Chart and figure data
_____

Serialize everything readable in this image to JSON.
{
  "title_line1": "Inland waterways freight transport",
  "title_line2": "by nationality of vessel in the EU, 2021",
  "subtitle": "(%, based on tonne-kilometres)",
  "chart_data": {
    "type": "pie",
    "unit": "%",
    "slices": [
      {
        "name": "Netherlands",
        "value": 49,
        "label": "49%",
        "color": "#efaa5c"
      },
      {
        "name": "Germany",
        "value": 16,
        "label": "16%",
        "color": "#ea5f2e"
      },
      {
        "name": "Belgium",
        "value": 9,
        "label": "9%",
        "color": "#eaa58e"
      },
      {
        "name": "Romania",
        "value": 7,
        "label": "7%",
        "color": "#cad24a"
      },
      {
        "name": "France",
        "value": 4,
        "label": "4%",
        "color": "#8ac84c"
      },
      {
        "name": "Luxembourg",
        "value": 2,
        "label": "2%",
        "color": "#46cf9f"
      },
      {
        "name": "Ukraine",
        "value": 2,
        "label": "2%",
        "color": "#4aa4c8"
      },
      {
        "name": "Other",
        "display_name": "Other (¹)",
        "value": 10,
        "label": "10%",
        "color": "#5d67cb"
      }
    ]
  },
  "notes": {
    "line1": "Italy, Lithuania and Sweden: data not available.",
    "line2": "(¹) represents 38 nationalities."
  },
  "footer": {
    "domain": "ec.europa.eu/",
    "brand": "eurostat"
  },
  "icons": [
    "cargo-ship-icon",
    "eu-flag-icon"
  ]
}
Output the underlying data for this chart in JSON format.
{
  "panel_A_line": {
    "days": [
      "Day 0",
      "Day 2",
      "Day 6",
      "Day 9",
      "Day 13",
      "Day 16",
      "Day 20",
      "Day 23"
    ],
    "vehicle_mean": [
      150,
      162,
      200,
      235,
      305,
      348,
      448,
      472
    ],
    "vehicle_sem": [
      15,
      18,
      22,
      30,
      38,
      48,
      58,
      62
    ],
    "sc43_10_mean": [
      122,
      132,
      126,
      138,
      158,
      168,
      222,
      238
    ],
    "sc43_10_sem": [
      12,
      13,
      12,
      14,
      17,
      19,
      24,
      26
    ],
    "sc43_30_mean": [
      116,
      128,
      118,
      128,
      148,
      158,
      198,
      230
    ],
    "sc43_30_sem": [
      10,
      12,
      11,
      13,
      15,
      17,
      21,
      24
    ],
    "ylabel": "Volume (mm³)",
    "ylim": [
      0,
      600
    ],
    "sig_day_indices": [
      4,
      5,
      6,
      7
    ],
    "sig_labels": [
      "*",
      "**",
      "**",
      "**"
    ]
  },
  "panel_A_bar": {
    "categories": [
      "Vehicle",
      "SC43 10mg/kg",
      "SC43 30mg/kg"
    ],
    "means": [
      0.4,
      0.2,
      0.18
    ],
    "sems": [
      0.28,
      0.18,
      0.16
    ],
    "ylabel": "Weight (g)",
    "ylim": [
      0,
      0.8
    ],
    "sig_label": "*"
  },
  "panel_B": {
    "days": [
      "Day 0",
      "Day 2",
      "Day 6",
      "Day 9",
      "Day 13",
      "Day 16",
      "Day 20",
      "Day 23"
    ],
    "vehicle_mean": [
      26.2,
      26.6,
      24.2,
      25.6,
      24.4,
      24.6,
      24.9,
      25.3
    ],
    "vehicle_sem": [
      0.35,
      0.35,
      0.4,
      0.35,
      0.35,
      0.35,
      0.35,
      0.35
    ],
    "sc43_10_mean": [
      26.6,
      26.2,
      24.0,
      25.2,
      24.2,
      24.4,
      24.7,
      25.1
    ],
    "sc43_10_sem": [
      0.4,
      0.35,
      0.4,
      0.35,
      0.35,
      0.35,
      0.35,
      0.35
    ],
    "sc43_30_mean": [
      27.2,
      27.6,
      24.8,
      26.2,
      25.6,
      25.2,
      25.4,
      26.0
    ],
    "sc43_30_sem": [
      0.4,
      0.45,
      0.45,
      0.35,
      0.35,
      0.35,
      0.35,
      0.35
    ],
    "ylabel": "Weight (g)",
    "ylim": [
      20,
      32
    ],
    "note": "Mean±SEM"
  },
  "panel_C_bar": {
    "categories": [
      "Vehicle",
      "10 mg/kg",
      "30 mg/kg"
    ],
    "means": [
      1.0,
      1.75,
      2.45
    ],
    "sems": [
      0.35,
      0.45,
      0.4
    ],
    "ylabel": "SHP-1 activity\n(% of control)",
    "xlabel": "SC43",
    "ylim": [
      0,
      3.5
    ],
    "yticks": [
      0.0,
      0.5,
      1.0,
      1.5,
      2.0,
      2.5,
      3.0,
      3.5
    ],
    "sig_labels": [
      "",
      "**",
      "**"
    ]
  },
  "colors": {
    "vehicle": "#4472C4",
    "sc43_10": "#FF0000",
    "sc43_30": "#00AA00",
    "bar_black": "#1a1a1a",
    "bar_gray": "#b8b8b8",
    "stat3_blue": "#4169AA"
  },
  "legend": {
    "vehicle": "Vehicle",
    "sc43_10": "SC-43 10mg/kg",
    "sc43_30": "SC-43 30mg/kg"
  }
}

_____

Directions for this task
Repeat all of the entries exactly.

Correct result
Serialize everything readable in this image to JSON.
{
  "title_line1": "Inland waterways freight transport",
  "title_line2": "by nationality of vessel in the EU, 2021",
  "subtitle": "(%, based on tonne-kilometres)",
  "chart_data": {
    "type": "pie",
    "unit": "%",
    "slices": [
      {
        "name": "Netherlands",
        "value": 49,
        "label": "49%",
        "color": "#efaa5c"
      },
      {
        "name": "Germany",
        "value": 16,
        "label": "16%",
        "color": "#ea5f2e"
      },
      {
        "name": "Belgium",
        "value": 9,
        "label": "9%",
        "color": "#eaa58e"
      },
      {
        "name": "Romania",
        "value": 7,
        "label": "7%",
        "color": "#cad24a"
      },
      {
        "name": "France",
        "value": 4,
        "label": "4%",
        "color": "#8ac84c"
      },
      {
        "name": "Luxembourg",
        "value": 2,
        "label": "2%",
        "color": "#46cf9f"
      },
      {
        "name": "Ukraine",
        "value": 2,
        "label": "2%",
        "color": "#4aa4c8"
      },
      {
        "name": "Other",
        "display_name": "Other (¹)",
        "value": 10,
        "label": "10%",
        "color": "#5d67cb"
      }
    ]
  },
  "notes": {
    "line1": "Italy, Lithuania and Sweden: data not available.",
    "line2": "(¹) represents 38 nationalities."
  },
  "footer": {
    "domain": "ec.europa.eu/",
    "brand": "eurostat"
  },
  "icons": [
    "cargo-ship-icon",
    "eu-flag-icon"
  ]
}
Output the underlying data for this chart in JSON format.
{
  "panel_A_line": {
    "days": [
      "Day 0",
      "Day 2",
      "Day 6",
      "Day 9",
      "Day 13",
      "Day 16",
      "Day 20",
      "Day 23"
    ],
    "vehicle_mean": [
      150,
      162,
      200,
      235,
      305,
      348,
      448,
      472
    ],
    "vehicle_sem": [
      15,
      18,
      22,
      30,
      38,
      48,
      58,
      62
    ],
    "sc43_10_mean": [
      122,
      132,
      126,
      138,
      158,
      168,
      222,
      238
    ],
    "sc43_10_sem": [
      12,
      13,
      12,
      14,
      17,
      19,
      24,
      26
    ],
    "sc43_30_mean": [
      116,
      128,
      118,
      128,
      148,
      158,
      198,
      230
    ],
    "sc43_30_sem": [
      10,
      12,
      11,
      13,
      15,
      17,
      21,
      24
    ],
    "ylabel": "Volume (mm³)",
    "ylim": [
      0,
      600
    ],
    "sig_day_indices": [
      4,
      5,
      6,
      7
    ],
    "sig_labels": [
      "*",
      "**",
      "**",
      "**"
    ]
  },
  "panel_A_bar": {
    "categories": [
      "Vehicle",
      "SC43 10mg/kg",
      "SC43 30mg/kg"
    ],
    "means": [
      0.4,
      0.2,
      0.18
    ],
    "sems": [
      0.28,
      0.18,
      0.16
    ],
    "ylabel": "Weight (g)",
    "ylim": [
      0,
      0.8
    ],
    "sig_label": "*"
  },
  "panel_B": {
    "days": [
      "Day 0",
      "Day 2",
      "Day 6",
      "Day 9",
      "Day 13",
      "Day 16",
      "Day 20",
      "Day 23"
    ],
    "vehicle_mean": [
      26.2,
      26.6,
      24.2,
      25.6,
      24.4,
      24.6,
      24.9,
      25.3
    ],
    "vehicle_sem": [
      0.35,
      0.35,
      0.4,
      0.35,
      0.35,
      0.35,
      0.35,
      0.35
    ],
    "sc43_10_mean": [
      26.6,
      26.2,
      24.0,
      25.2,
      24.2,
      24.4,
      24.7,
      25.1
    ],
    "sc43_10_sem": [
      0.4,
      0.35,
      0.4,
      0.35,
      0.35,
      0.35,
      0.35,
      0.35
    ],
    "sc43_30_mean": [
      27.2,
      27.6,
      24.8,
      26.2,
      25.6,
      25.2,
      25.4,
      26.0
    ],
    "sc43_30_sem": [
      0.4,
      0.45,
      0.45,
      0.35,
      0.35,
      0.35,
      0.35,
      0.35
    ],
    "ylabel": "Weight (g)",
    "ylim": [
      20,
      32
    ],
    "note": "Mean±SEM"
  },
  "panel_C_bar": {
    "categories": [
      "Vehicle",
      "10 mg/kg",
      "30 mg/kg"
    ],
    "means": [
      1.0,
      1.75,
      2.45
    ],
    "sems": [
      0.35,
      0.45,
      0.4
    ],
    "ylabel": "SHP-1 activity\n(% of control)",
    "xlabel": "SC43",
    "ylim": [
      0,
      3.5
    ],
    "yticks": [
      0.0,
      0.5,
      1.0,
      1.5,
      2.0,
      2.5,
      3.0,
      3.5
    ],
    "sig_labels": [
      "",
      "**",
      "**"
    ]
  },
  "colors": {
    "vehicle": "#4472C4",
    "sc43_10": "#FF0000",
    "sc43_30": "#00AA00",
    "bar_black": "#1a1a1a",
    "bar_gray": "#b8b8b8",
    "stat3_blue": "#4169AA"
  },
  "legend": {
    "vehicle": "Vehicle",
    "sc43_10": "SC-43 10mg/kg",
    "sc43_30": "SC-43 30mg/kg"
  }
}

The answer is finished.